Given request: Collect each line containing "zurücksetzen".
● ● ● ● ●
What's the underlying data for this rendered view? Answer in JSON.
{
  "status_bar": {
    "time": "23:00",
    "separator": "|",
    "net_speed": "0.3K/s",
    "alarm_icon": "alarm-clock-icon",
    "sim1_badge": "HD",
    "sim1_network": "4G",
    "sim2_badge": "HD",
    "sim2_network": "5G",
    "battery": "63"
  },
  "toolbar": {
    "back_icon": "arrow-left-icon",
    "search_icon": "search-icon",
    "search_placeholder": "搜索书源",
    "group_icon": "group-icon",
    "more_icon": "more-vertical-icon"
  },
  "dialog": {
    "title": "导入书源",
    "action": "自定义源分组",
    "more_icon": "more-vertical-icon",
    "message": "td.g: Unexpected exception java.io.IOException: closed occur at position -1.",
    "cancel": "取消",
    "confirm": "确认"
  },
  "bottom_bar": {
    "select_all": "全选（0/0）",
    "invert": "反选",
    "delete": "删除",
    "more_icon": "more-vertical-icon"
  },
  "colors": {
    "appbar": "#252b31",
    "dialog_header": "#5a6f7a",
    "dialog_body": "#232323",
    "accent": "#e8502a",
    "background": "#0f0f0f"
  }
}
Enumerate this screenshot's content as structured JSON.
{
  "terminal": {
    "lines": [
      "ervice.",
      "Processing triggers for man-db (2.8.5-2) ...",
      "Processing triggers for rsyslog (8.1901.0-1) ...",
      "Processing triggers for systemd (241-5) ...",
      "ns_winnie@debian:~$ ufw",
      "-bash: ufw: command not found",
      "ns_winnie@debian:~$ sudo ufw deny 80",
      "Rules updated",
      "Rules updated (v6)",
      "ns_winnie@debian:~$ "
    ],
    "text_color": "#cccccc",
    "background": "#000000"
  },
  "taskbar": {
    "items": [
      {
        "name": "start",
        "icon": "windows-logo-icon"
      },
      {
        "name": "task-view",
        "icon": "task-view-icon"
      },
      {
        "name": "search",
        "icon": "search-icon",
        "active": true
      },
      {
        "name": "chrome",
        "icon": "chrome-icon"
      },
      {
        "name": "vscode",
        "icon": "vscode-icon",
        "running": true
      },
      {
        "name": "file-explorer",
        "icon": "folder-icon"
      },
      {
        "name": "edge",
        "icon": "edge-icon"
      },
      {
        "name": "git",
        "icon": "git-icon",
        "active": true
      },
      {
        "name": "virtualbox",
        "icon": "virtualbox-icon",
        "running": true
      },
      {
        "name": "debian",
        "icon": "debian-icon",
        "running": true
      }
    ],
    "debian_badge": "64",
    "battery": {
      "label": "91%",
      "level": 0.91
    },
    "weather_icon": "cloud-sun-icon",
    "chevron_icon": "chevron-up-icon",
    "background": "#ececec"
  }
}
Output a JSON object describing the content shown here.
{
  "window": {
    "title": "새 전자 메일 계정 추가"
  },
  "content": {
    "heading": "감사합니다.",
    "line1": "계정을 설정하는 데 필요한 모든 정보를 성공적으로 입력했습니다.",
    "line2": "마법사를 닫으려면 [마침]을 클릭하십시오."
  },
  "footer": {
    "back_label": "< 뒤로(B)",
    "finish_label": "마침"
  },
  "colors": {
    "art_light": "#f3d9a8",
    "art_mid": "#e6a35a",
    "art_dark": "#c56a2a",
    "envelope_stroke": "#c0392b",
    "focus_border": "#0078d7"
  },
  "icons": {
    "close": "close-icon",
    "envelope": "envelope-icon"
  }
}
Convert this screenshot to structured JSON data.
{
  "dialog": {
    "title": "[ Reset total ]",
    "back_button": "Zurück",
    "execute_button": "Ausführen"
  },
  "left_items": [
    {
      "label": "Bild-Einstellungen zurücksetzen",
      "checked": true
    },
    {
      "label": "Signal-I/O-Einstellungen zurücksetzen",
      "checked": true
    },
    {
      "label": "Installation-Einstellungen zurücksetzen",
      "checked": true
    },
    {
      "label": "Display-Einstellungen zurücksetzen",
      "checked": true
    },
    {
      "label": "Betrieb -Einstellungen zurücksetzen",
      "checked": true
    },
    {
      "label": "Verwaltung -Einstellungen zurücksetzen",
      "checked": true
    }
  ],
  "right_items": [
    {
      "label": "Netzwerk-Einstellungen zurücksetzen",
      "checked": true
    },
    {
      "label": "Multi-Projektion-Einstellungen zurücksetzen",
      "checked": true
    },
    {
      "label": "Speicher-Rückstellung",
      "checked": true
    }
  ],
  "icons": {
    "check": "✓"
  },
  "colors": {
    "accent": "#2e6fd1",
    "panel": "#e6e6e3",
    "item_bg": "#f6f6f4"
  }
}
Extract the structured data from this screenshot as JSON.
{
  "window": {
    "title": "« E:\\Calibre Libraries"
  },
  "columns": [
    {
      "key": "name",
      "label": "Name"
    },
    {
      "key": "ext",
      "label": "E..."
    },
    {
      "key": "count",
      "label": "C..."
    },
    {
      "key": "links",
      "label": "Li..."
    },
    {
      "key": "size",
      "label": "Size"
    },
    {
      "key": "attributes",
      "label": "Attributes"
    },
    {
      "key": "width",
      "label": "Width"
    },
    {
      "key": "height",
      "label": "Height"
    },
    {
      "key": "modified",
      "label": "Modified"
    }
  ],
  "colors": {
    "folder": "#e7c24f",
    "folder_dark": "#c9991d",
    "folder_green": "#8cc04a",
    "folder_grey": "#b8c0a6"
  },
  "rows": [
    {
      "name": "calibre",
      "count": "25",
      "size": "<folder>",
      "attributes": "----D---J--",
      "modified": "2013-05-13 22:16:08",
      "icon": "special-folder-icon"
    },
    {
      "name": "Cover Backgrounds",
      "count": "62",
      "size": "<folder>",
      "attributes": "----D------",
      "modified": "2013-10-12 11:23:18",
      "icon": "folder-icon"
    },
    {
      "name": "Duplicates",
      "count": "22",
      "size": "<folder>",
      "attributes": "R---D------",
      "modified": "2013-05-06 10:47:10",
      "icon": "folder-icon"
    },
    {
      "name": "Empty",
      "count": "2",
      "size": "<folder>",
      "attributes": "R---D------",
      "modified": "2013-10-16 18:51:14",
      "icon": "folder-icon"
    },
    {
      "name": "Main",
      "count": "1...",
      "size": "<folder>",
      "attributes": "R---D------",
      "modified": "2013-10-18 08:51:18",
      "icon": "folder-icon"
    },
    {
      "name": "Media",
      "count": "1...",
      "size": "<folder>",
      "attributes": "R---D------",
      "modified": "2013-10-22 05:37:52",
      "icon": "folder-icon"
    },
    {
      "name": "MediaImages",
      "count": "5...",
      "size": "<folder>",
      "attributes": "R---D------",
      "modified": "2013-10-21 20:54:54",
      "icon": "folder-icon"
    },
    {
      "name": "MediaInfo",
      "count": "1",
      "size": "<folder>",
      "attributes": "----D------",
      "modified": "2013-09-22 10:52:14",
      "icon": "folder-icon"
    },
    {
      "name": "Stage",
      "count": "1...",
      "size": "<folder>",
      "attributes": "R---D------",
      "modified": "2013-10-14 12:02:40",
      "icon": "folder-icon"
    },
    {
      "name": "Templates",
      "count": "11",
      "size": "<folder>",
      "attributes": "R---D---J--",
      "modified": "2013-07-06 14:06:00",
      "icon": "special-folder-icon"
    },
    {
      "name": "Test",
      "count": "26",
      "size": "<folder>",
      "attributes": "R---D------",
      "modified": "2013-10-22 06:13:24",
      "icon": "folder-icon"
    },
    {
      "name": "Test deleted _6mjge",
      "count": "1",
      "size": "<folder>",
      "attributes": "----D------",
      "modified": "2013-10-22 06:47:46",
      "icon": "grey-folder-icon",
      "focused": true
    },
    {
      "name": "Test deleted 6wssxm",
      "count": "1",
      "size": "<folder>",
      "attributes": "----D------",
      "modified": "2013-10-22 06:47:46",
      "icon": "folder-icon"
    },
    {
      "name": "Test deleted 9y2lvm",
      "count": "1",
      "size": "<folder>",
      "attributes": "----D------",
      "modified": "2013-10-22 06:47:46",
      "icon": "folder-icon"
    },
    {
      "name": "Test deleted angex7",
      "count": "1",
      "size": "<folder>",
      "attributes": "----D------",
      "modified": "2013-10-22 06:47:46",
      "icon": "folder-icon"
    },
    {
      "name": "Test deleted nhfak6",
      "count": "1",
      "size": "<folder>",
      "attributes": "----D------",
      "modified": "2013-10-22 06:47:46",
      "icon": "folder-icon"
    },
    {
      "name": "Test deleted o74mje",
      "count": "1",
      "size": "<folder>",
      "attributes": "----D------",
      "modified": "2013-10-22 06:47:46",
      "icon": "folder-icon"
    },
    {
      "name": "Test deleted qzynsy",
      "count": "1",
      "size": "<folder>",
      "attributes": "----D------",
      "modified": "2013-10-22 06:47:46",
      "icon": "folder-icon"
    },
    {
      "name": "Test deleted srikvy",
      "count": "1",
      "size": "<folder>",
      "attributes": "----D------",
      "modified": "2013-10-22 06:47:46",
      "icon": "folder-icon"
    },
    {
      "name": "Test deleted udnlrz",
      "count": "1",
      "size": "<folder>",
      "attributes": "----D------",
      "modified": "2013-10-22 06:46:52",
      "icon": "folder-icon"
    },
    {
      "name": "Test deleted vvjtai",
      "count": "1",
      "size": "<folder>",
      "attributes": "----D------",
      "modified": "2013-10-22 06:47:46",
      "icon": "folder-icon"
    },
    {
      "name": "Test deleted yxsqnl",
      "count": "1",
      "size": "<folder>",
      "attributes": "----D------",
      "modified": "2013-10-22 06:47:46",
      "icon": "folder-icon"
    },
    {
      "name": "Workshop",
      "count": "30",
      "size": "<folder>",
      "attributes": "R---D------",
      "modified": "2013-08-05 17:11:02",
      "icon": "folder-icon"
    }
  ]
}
● ● ● ● ●
Written answer:
      "label": "Bild-Einstellungen zurücksetzen",
      "label": "Signal-I/O-Einstellungen zurücksetzen",
      "label": "Installation-Einstellungen zurücksetzen",
      "label": "Display-Einstellungen zurücksetzen",
      "label": "Betrieb -Einstellungen zurücksetzen",
      "label": "Verwaltung -Einstellungen zurücksetzen",
      "label": "Netzwerk-Einstellungen zurücksetzen",
      "label": "Multi-Projektion-Einstellungen zurücksetzen",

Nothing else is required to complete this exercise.